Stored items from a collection
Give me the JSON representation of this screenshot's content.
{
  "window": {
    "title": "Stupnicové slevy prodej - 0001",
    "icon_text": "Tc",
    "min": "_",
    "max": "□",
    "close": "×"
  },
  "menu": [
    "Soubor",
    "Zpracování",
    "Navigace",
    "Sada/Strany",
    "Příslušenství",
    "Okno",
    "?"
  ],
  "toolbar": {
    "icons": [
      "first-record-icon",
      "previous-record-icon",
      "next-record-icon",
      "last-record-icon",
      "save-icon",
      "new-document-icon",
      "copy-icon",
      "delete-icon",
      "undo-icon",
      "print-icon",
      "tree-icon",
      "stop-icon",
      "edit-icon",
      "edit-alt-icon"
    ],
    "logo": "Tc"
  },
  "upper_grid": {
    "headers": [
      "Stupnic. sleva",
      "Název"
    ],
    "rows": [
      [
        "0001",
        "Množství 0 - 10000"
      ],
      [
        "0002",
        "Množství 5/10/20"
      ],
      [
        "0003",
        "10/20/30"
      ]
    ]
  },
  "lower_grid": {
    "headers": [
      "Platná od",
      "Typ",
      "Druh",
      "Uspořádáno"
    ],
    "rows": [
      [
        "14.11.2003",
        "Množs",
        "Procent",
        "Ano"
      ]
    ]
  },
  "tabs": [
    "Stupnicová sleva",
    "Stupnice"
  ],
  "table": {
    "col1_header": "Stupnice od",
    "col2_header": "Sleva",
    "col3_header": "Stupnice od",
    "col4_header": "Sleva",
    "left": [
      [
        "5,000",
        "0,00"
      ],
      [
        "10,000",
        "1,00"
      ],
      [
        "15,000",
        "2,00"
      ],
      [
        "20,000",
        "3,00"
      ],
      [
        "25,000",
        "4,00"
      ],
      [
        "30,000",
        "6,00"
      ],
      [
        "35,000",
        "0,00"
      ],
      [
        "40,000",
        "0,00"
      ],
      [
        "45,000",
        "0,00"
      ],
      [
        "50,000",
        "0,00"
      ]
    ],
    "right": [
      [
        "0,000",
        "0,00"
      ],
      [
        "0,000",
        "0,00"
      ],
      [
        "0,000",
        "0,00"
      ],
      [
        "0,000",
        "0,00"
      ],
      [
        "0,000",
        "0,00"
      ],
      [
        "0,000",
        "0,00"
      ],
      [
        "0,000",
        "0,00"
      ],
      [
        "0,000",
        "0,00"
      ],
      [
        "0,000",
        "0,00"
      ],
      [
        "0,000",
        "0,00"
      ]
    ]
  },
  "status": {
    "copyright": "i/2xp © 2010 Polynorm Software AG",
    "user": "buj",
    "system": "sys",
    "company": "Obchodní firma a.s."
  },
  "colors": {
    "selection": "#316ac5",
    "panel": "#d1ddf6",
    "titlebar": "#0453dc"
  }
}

▸ Exercise task
Transcribe each entry precisely, missing none.

▸ Response to the exercise
Give me the JSON representation of this screenshot's content.
{
  "window": {
    "title": "Stupnicové slevy prodej - 0001",
    "icon_text": "Tc",
    "min": "_",
    "max": "□",
    "close": "×"
  },
  "menu": [
    "Soubor",
    "Zpracování",
    "Navigace",
    "Sada/Strany",
    "Příslušenství",
    "Okno",
    "?"
  ],
  "toolbar": {
    "icons": [
      "first-record-icon",
      "previous-record-icon",
      "next-record-icon",
      "last-record-icon",
      "save-icon",
      "new-document-icon",
      "copy-icon",
      "delete-icon",
      "undo-icon",
      "print-icon",
      "tree-icon",
      "stop-icon",
      "edit-icon",
      "edit-alt-icon"
    ],
    "logo": "Tc"
  },
  "upper_grid": {
    "headers": [
      "Stupnic. sleva",
      "Název"
    ],
    "rows": [
      [
        "0001",
        "Množství 0 - 10000"
      ],
      [
        "0002",
        "Množství 5/10/20"
      ],
      [
        "0003",
        "10/20/30"
      ]
    ]
  },
  "lower_grid": {
    "headers": [
      "Platná od",
      "Typ",
      "Druh",
      "Uspořádáno"
    ],
    "rows": [
      [
        "14.11.2003",
        "Množs",
        "Procent",
        "Ano"
      ]
    ]
  },
  "tabs": [
    "Stupnicová sleva",
    "Stupnice"
  ],
  "table": {
    "col1_header": "Stupnice od",
    "col2_header": "Sleva",
    "col3_header": "Stupnice od",
    "col4_header": "Sleva",
    "left": [
      [
        "5,000",
        "0,00"
      ],
      [
        "10,000",
        "1,00"
      ],
      [
        "15,000",
        "2,00"
      ],
      [
        "20,000",
        "3,00"
      ],
      [
        "25,000",
        "4,00"
      ],
      [
        "30,000",
        "6,00"
      ],
      [
        "35,000",
        "0,00"
      ],
      [
        "40,000",
        "0,00"
      ],
      [
        "45,000",
        "0,00"
      ],
      [
        "50,000",
        "0,00"
      ]
    ],
    "right": [
      [
        "0,000",
        "0,00"
      ],
      [
        "0,000",
        "0,00"
      ],
      [
        "0,000",
        "0,00"
      ],
      [
        "0,000",
        "0,00"
      ],
      [
        "0,000",
        "0,00"
      ],
      [
        "0,000",
        "0,00"
      ],
      [
        "0,000",
        "0,00"
      ],
      [
        "0,000",
        "0,00"
      ],
      [
        "0,000",
        "0,00"
      ],
      [
        "0,000",
        "0,00"
      ]
    ]
  },
  "status": {
    "copyright": "i/2xp © 2010 Polynorm Software AG",
    "user": "buj",
    "system": "sys",
    "company": "Obchodní firma a.s."
  },
  "colors": {
    "selection": "#316ac5",
    "panel": "#d1ddf6",
    "titlebar": "#0453dc"
  }
}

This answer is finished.